- _WHAT YOU SHOULD DO_
Your reply should be one number: the count of lines holding the word "action".

>> Begin DATA SUPPLIED

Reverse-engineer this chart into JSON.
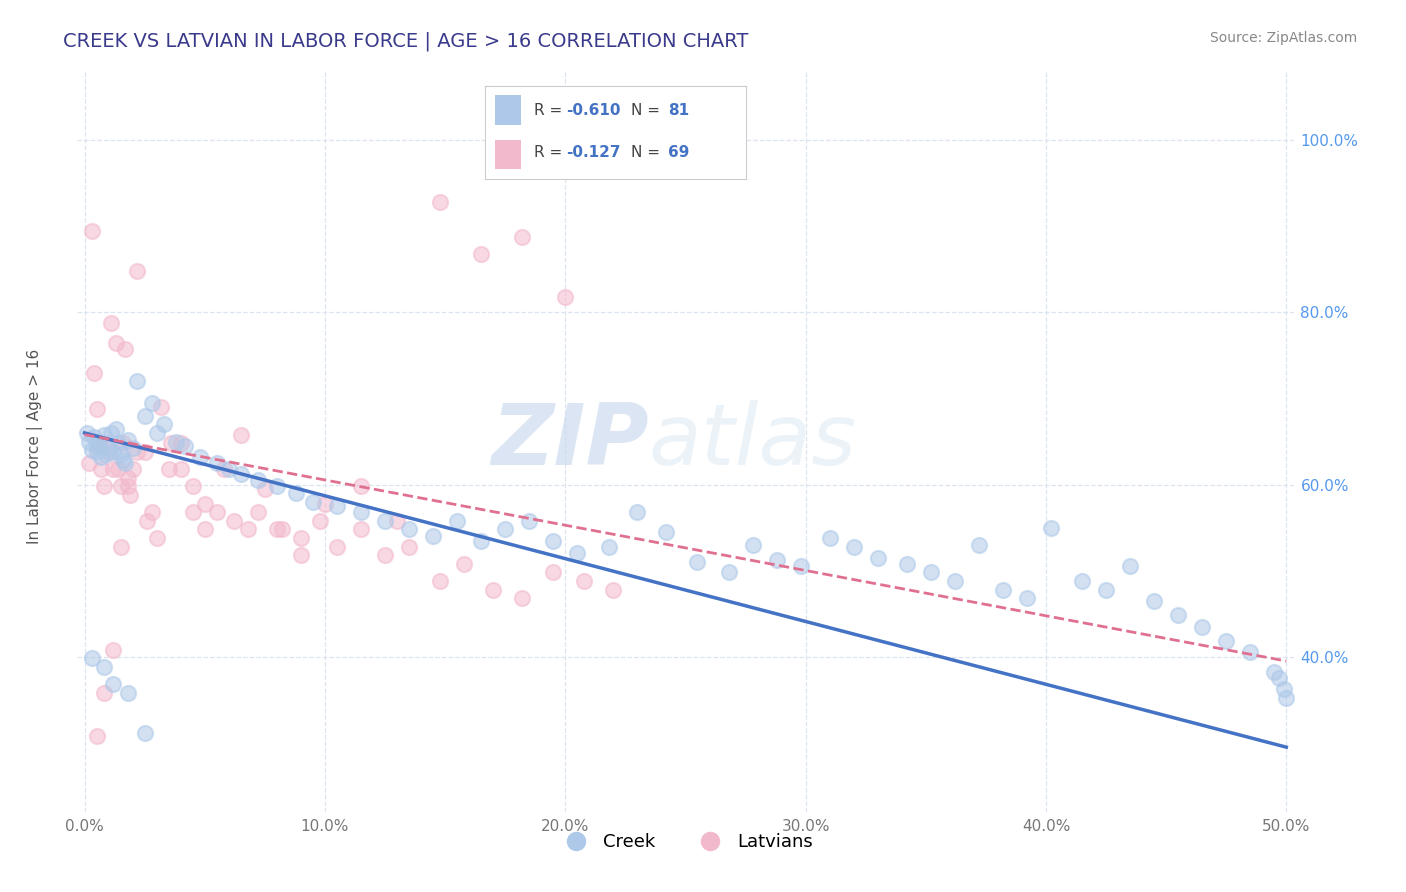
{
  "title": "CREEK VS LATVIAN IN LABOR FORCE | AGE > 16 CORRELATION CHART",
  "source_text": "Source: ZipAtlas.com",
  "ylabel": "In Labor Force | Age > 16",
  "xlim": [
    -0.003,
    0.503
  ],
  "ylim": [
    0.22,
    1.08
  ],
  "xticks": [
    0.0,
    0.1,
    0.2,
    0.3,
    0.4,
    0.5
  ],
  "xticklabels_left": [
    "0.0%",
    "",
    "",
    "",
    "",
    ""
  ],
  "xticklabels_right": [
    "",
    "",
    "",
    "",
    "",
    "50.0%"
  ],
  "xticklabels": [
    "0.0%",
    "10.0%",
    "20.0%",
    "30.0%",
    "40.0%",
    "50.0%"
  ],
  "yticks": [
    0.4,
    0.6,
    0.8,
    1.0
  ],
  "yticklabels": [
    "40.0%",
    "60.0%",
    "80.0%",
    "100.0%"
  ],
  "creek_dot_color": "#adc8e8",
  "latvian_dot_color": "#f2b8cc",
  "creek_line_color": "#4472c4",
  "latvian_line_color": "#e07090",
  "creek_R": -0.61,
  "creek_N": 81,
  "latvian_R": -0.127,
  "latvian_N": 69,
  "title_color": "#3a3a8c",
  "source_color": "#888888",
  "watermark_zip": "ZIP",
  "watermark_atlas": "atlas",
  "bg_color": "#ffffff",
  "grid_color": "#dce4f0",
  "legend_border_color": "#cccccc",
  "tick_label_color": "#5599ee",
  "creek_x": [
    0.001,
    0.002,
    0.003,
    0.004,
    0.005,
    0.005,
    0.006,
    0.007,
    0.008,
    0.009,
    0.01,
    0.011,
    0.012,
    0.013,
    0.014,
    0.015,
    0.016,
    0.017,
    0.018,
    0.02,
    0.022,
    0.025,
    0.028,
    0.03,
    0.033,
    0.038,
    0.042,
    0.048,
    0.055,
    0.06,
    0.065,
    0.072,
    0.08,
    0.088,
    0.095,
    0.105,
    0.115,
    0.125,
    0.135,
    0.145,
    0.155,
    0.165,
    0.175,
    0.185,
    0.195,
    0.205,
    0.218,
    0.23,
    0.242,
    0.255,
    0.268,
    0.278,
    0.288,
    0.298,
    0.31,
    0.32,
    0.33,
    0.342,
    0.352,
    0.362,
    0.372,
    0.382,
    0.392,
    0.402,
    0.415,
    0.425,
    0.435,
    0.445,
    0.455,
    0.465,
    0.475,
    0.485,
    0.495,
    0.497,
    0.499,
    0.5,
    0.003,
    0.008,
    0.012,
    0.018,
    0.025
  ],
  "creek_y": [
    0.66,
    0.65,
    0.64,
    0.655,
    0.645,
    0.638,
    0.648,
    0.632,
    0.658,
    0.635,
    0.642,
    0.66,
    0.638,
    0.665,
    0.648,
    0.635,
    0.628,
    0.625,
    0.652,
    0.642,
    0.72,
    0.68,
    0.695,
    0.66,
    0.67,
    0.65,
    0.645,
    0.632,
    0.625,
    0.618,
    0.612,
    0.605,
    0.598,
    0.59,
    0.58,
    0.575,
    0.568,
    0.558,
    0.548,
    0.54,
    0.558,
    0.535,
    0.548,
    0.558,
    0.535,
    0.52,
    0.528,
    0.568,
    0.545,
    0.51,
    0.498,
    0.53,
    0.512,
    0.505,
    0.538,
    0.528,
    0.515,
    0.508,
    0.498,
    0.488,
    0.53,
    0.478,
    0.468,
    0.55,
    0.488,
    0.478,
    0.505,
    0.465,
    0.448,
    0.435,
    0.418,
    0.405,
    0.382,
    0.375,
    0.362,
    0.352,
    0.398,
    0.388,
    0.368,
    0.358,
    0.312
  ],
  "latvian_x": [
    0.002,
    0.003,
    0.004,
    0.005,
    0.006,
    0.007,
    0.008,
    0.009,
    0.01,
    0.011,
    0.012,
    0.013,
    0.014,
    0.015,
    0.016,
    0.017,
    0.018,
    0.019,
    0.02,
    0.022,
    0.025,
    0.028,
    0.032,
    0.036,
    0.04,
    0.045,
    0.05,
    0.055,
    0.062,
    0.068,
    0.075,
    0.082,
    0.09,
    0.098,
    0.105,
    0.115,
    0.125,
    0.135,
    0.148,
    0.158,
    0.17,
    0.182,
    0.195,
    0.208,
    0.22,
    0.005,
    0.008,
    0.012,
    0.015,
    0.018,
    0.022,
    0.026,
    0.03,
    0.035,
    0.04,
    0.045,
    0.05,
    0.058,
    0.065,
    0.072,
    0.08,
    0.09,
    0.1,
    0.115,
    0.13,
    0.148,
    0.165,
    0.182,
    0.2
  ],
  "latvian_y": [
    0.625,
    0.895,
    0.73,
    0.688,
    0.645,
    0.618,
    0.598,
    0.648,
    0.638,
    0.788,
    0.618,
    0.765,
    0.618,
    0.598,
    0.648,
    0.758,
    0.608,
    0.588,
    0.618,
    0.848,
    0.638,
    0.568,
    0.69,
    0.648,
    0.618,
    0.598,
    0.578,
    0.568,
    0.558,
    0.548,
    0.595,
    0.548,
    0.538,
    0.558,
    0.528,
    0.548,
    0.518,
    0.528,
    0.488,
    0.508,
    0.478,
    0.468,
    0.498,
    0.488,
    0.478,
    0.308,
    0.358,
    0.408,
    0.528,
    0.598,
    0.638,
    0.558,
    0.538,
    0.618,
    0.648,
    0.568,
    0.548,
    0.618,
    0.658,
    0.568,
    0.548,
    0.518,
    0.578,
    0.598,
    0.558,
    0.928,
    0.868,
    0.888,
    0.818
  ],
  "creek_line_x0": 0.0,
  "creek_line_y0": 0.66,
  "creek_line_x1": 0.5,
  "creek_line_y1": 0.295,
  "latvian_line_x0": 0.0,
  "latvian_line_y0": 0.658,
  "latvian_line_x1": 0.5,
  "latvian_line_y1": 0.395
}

>> End DATA SUPPLIED
>> Begin DATA SUPPLIED

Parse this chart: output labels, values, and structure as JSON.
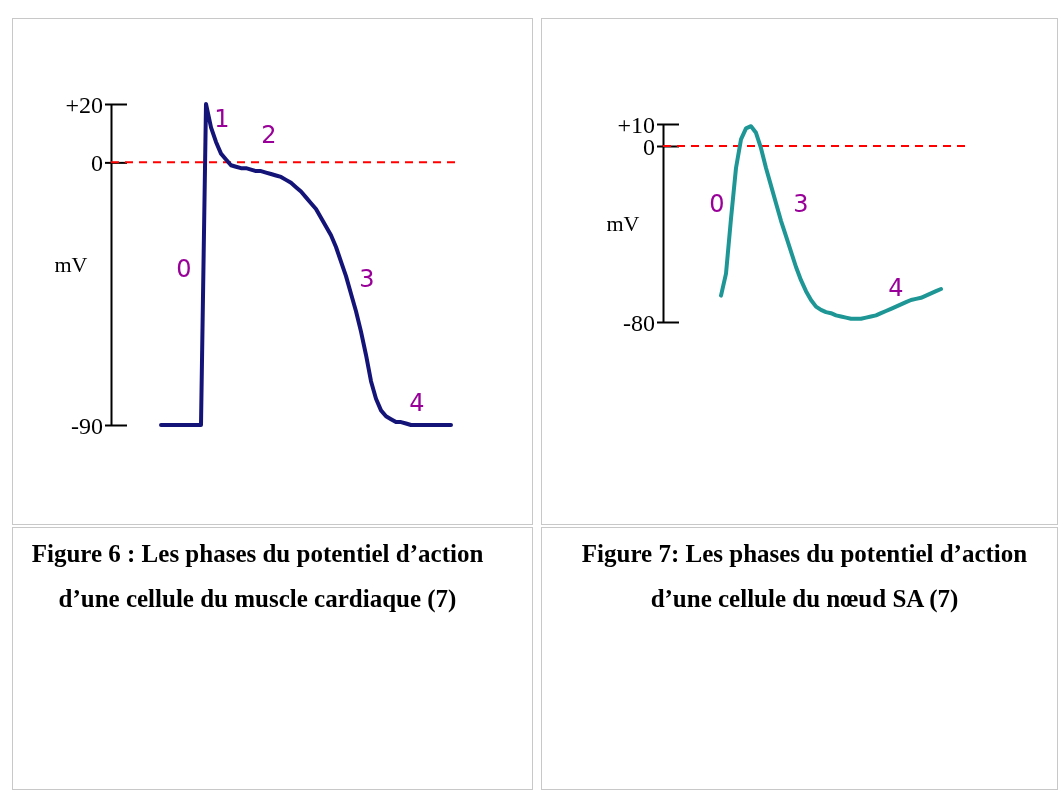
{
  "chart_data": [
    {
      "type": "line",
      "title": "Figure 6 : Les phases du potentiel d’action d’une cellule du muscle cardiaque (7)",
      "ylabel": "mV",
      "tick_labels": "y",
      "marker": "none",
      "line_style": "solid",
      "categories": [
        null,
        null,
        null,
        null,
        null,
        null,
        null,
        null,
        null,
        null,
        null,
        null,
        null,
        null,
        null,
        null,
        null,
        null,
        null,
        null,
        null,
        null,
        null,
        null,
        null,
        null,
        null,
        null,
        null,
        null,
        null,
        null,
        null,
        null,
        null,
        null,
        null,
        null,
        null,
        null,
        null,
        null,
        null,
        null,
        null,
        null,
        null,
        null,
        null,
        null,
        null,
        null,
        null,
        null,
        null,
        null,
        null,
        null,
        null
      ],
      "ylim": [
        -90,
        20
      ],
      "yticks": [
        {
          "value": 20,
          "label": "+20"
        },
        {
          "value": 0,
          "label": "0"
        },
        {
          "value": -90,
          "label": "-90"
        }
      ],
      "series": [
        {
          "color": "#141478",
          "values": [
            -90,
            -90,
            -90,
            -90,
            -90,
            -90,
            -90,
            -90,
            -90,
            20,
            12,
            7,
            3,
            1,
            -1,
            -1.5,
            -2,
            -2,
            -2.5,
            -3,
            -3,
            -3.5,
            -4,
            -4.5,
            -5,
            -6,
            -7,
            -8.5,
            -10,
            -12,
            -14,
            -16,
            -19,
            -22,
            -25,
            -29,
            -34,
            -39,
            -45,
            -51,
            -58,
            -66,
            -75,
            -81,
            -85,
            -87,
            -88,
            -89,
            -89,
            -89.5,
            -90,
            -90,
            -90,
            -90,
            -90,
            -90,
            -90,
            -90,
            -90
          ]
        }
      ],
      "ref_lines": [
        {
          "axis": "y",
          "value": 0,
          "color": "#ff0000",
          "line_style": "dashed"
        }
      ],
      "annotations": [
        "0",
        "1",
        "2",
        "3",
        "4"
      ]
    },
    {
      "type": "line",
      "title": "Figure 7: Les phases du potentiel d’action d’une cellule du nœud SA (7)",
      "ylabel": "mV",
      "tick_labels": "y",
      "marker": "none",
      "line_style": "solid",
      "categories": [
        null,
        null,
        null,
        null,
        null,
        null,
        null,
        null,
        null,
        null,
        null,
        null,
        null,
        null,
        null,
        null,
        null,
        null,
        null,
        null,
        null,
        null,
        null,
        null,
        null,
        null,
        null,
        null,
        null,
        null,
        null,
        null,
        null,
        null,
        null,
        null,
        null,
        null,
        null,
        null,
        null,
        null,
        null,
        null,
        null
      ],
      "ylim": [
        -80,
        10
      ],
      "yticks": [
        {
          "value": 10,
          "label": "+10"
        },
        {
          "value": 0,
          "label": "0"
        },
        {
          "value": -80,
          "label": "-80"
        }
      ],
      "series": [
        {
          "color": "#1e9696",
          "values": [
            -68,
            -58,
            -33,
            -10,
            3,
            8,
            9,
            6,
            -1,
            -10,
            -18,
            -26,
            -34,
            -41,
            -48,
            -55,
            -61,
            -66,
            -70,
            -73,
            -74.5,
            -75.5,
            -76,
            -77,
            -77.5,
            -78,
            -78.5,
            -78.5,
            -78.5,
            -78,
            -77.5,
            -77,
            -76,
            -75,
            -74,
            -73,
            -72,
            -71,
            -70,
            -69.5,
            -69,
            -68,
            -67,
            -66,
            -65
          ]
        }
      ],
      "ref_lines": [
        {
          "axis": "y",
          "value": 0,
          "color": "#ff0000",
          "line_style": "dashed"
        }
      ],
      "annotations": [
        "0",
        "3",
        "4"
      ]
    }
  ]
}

>> End DATA SUPPLIED

- _WRITTEN SOLUTION_
2